[Collected data entries]
⟨
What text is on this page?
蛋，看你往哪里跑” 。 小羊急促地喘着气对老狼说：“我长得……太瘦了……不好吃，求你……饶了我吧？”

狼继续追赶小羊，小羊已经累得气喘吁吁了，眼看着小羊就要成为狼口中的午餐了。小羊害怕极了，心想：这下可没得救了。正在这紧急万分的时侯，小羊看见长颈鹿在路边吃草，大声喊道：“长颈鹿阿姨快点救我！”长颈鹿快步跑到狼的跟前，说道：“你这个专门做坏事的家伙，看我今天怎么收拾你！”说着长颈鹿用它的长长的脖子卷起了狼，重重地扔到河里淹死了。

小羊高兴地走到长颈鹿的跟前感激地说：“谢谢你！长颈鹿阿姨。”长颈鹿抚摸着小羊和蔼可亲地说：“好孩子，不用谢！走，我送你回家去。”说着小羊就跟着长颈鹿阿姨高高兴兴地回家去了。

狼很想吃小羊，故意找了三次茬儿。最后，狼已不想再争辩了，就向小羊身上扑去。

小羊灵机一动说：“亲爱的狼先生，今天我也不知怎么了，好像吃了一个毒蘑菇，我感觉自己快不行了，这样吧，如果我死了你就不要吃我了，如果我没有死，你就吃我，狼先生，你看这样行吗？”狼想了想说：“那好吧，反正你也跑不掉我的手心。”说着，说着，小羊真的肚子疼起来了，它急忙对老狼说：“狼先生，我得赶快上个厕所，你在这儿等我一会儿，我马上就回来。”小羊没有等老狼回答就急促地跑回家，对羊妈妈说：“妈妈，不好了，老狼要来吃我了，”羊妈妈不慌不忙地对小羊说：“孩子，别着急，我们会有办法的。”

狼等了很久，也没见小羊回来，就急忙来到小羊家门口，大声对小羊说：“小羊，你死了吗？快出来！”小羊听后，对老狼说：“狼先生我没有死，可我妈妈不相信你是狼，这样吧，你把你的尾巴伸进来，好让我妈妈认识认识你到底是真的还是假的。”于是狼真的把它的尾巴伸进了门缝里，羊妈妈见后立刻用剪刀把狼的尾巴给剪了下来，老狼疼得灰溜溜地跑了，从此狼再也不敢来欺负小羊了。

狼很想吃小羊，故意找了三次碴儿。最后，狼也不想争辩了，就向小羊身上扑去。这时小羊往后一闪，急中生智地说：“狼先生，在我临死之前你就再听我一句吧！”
⟩
▶ **Task objective**: Search the records above for the string "就向小羊身上扑去". Copy every line that contains it.

▶ **Exercise answer**:
狼很想吃小羊，故意找了三次茬儿。最后，狼已不想再争辩了，就向小羊身上扑去。
狼很想吃小羊，故意找了三次碴儿。最后，狼也不想争辩了，就向小羊身上扑去。这时小羊往后一闪，急中生智地说：“狼先生，在我临死之前你就再听我一句吧！”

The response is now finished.